**To do:**
Of the lines in these entries, how many contain the string "Bangor"? Give the number and nothing else.

**** Data rows

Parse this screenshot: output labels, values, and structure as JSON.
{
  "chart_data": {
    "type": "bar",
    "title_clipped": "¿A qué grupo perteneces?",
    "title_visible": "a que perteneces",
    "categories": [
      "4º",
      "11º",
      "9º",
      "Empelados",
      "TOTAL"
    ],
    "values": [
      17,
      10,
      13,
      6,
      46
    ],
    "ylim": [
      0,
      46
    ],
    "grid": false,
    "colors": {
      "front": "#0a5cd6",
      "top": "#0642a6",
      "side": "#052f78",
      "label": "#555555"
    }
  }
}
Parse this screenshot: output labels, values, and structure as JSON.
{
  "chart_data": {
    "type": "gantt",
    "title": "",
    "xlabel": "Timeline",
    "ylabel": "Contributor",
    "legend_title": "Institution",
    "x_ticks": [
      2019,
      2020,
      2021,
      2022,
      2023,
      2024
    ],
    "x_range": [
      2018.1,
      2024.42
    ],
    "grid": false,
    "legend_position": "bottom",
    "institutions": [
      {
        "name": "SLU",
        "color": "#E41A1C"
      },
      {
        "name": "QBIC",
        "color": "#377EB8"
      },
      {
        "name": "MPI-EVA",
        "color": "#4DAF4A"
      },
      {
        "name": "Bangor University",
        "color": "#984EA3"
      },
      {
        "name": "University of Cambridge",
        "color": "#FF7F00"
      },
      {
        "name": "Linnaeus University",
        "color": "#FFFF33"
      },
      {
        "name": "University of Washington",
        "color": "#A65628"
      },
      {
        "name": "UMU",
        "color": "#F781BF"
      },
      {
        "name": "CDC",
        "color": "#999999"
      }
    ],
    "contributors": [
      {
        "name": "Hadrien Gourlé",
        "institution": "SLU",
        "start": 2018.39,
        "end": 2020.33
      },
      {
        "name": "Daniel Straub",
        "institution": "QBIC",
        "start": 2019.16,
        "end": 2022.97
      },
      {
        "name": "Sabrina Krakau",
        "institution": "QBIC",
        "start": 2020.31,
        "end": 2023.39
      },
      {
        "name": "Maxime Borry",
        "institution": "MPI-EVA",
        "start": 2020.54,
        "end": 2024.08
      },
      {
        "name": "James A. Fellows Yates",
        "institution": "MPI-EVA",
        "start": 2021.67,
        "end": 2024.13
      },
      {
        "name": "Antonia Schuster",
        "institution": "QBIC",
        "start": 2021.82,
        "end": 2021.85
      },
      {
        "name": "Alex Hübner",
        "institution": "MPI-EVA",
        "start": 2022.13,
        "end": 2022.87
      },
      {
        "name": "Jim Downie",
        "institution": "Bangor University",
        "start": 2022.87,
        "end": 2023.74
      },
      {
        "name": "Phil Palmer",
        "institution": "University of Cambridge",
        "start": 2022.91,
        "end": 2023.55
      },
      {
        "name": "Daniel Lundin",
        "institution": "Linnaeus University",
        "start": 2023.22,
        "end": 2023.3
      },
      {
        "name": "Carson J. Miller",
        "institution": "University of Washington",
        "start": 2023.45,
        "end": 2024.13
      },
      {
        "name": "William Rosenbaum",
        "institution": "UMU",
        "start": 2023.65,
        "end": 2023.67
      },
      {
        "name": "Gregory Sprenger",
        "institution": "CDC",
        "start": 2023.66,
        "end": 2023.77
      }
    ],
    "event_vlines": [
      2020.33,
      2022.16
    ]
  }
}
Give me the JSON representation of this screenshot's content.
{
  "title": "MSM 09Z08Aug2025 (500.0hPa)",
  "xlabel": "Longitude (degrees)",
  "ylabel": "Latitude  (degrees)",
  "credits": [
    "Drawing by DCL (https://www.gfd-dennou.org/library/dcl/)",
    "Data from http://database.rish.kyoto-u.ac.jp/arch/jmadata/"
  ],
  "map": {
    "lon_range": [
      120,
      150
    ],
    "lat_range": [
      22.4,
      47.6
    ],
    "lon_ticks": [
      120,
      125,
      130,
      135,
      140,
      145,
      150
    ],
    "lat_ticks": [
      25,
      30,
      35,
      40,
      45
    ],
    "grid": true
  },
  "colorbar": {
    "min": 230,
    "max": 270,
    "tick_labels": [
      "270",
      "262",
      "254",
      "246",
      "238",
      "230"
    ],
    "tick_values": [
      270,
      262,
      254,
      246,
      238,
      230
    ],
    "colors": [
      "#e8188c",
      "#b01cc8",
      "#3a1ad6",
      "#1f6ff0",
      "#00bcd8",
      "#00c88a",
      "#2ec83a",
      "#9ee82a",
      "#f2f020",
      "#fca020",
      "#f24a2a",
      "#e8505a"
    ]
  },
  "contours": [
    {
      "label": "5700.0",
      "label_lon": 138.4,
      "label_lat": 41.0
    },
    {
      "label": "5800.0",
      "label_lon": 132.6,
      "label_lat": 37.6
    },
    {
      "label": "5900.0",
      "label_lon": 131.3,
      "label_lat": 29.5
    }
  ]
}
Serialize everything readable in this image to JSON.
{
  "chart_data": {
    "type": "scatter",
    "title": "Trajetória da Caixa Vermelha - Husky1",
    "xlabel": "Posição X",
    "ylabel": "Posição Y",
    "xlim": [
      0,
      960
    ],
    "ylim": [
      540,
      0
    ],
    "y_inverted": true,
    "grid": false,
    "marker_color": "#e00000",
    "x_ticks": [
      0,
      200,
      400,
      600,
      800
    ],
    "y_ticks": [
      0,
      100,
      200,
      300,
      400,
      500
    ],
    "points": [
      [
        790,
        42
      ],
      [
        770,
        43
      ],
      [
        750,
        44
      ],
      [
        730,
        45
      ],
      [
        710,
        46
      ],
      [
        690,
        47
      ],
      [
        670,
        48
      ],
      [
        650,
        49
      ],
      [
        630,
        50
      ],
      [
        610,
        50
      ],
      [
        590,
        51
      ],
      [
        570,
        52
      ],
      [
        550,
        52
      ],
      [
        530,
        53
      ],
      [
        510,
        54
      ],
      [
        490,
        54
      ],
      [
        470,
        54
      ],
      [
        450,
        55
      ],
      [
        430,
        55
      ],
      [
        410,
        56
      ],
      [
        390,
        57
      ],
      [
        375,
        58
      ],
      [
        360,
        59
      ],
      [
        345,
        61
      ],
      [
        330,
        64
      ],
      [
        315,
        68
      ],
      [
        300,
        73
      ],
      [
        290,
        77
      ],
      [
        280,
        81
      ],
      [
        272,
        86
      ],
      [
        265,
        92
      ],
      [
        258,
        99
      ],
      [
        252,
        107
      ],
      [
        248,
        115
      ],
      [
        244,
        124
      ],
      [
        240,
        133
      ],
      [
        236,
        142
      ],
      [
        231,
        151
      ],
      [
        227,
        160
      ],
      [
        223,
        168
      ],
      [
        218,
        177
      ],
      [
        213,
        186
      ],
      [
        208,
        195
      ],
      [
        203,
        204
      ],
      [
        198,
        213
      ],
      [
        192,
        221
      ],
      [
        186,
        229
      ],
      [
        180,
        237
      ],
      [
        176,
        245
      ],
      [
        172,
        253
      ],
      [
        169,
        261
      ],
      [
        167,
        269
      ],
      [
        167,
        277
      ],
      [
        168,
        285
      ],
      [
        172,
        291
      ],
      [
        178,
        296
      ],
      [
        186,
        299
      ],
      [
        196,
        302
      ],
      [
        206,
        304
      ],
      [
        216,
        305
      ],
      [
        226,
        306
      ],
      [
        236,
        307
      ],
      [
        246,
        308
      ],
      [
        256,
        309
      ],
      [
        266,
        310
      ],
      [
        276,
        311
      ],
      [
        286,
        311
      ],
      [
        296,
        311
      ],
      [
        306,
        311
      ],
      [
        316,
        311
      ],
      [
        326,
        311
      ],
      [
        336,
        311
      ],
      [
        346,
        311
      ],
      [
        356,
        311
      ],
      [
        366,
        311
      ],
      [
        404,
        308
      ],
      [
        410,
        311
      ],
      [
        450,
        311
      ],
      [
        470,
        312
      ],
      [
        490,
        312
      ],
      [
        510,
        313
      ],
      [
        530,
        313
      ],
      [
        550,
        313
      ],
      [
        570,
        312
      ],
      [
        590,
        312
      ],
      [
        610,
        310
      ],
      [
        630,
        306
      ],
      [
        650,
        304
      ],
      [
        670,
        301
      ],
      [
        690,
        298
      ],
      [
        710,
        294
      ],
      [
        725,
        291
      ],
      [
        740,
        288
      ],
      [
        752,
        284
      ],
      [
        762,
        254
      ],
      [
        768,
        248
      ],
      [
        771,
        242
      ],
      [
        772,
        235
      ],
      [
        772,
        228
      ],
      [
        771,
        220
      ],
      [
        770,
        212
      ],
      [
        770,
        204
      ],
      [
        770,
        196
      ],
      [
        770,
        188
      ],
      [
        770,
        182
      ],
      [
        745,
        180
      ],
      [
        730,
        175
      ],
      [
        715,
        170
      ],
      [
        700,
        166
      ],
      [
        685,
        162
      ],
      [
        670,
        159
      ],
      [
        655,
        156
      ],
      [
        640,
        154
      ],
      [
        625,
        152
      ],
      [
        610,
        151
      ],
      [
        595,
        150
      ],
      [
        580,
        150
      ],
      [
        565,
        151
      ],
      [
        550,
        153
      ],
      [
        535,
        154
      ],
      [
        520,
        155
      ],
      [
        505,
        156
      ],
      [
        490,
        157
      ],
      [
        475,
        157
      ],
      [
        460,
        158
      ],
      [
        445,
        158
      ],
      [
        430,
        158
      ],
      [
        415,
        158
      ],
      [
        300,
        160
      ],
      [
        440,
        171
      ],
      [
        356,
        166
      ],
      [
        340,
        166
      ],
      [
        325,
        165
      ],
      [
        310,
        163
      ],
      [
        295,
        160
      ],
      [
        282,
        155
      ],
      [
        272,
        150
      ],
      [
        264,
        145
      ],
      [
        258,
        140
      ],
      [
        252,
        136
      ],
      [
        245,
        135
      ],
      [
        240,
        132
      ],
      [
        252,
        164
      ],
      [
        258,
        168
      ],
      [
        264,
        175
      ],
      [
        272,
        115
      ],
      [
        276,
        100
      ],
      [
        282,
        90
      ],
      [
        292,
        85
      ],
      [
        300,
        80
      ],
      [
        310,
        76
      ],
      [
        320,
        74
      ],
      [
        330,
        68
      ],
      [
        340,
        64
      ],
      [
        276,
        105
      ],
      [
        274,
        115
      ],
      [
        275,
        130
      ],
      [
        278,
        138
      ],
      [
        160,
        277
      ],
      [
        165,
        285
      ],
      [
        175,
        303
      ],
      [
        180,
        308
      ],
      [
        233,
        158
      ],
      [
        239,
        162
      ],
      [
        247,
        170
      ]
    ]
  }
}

********

**In response:**
2